# [PROBLEM]
Scan the data below for the string "name". Copy every line where it appears.

# [MATERIAL TO PROCESS]
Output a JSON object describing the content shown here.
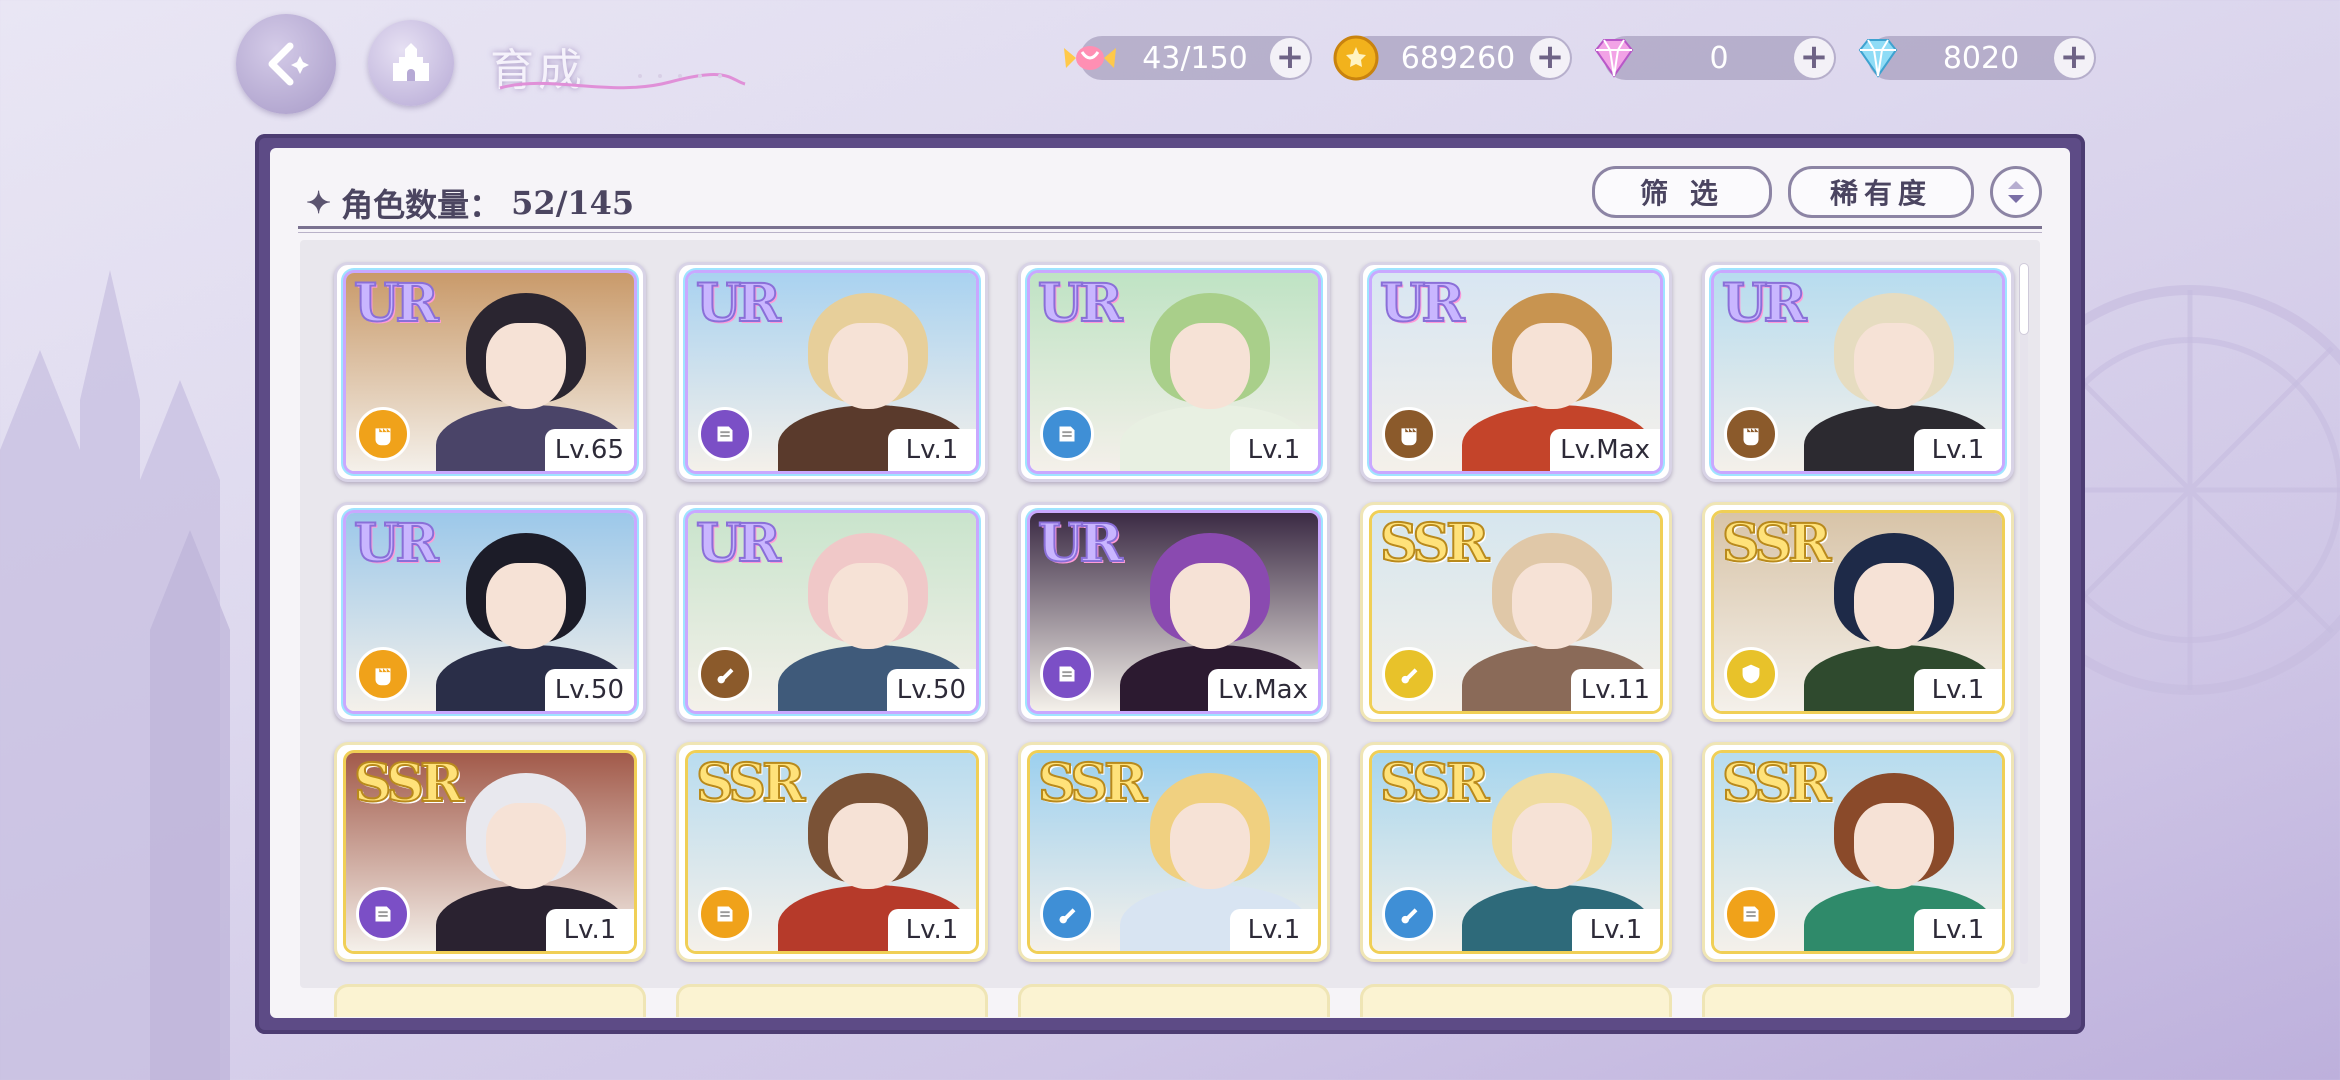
{
  "header": {
    "title": "育成",
    "currencies": [
      {
        "name": "candy-icon",
        "value": "43/150",
        "color": "#ff7fa8"
      },
      {
        "name": "gold-coin-icon",
        "value": "689260",
        "color": "#f2b21c"
      },
      {
        "name": "pink-diamond-icon",
        "value": "0",
        "color": "#e58ad9"
      },
      {
        "name": "blue-diamond-icon",
        "value": "8020",
        "color": "#5ec8f0"
      }
    ],
    "plus_symbol": "+"
  },
  "panel": {
    "count_label": "角色数量：",
    "count_value": "52/145",
    "filter_label": "筛 选",
    "sort_label": "稀有度"
  },
  "cards": [
    {
      "rarity": "UR",
      "level": "Lv.65",
      "role": "fist",
      "role_color": "#f0a21a",
      "hair": "#2a2530",
      "outfit": "#4a4468",
      "sky": "#c99a6a"
    },
    {
      "rarity": "UR",
      "level": "Lv.1",
      "role": "book",
      "role_color": "#7b4fc6",
      "hair": "#e7cf9a",
      "outfit": "#5a3a2c",
      "sky": "#a9d2f0"
    },
    {
      "rarity": "UR",
      "level": "Lv.1",
      "role": "book",
      "role_color": "#3f8fd6",
      "hair": "#a9cf8a",
      "outfit": "#e8f0e2",
      "sky": "#bfe3c4"
    },
    {
      "rarity": "UR",
      "level": "Lv.Max",
      "role": "fist",
      "role_color": "#8b5a2b",
      "hair": "#c89450",
      "outfit": "#c4442a",
      "sky": "#d8e6f2"
    },
    {
      "rarity": "UR",
      "level": "Lv.1",
      "role": "fist",
      "role_color": "#8b5a2b",
      "hair": "#e6dcc0",
      "outfit": "#2c2a30",
      "sky": "#b7dcef"
    },
    {
      "rarity": "UR",
      "level": "Lv.50",
      "role": "fist",
      "role_color": "#f0a21a",
      "hair": "#1c1c28",
      "outfit": "#2a2e48",
      "sky": "#9cc8ea"
    },
    {
      "rarity": "UR",
      "level": "Lv.50",
      "role": "horn",
      "role_color": "#8b5a2b",
      "hair": "#f0c8c8",
      "outfit": "#3f5a7a",
      "sky": "#c9e4cc"
    },
    {
      "rarity": "UR",
      "level": "Lv.Max",
      "role": "book",
      "role_color": "#7b4fc6",
      "hair": "#8a4ab0",
      "outfit": "#2c1a30",
      "sky": "#3b2a44"
    },
    {
      "rarity": "SSR",
      "level": "Lv.11",
      "role": "horn",
      "role_color": "#e8c22a",
      "hair": "#e0c8a8",
      "outfit": "#8a6a58",
      "sky": "#d6e6ee"
    },
    {
      "rarity": "SSR",
      "level": "Lv.1",
      "role": "shield",
      "role_color": "#e8c22a",
      "hair": "#1e2a48",
      "outfit": "#2f4a2e",
      "sky": "#d8c4a8"
    },
    {
      "rarity": "SSR",
      "level": "Lv.1",
      "role": "book",
      "role_color": "#7b4fc6",
      "hair": "#e8e8ee",
      "outfit": "#2a2230",
      "sky": "#a25a4a"
    },
    {
      "rarity": "SSR",
      "level": "Lv.1",
      "role": "book",
      "role_color": "#f0a21a",
      "hair": "#7a5236",
      "outfit": "#b63a2a",
      "sky": "#b9dcef"
    },
    {
      "rarity": "SSR",
      "level": "Lv.1",
      "role": "horn",
      "role_color": "#3f8fd6",
      "hair": "#f0d080",
      "outfit": "#d8e4f2",
      "sky": "#9cd0ef"
    },
    {
      "rarity": "SSR",
      "level": "Lv.1",
      "role": "horn",
      "role_color": "#3f8fd6",
      "hair": "#f0dca0",
      "outfit": "#2e6a7a",
      "sky": "#a7d6ee"
    },
    {
      "rarity": "SSR",
      "level": "Lv.1",
      "role": "book",
      "role_color": "#f0a21a",
      "hair": "#8a4a2a",
      "outfit": "#2f8a6a",
      "sky": "#b7dcef"
    }
  ]
}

# [ANSWER TO THIS TASK]
        "name": "candy-icon",
        "name": "gold-coin-icon",
        "name": "pink-diamond-icon",
        "name": "blue-diamond-icon",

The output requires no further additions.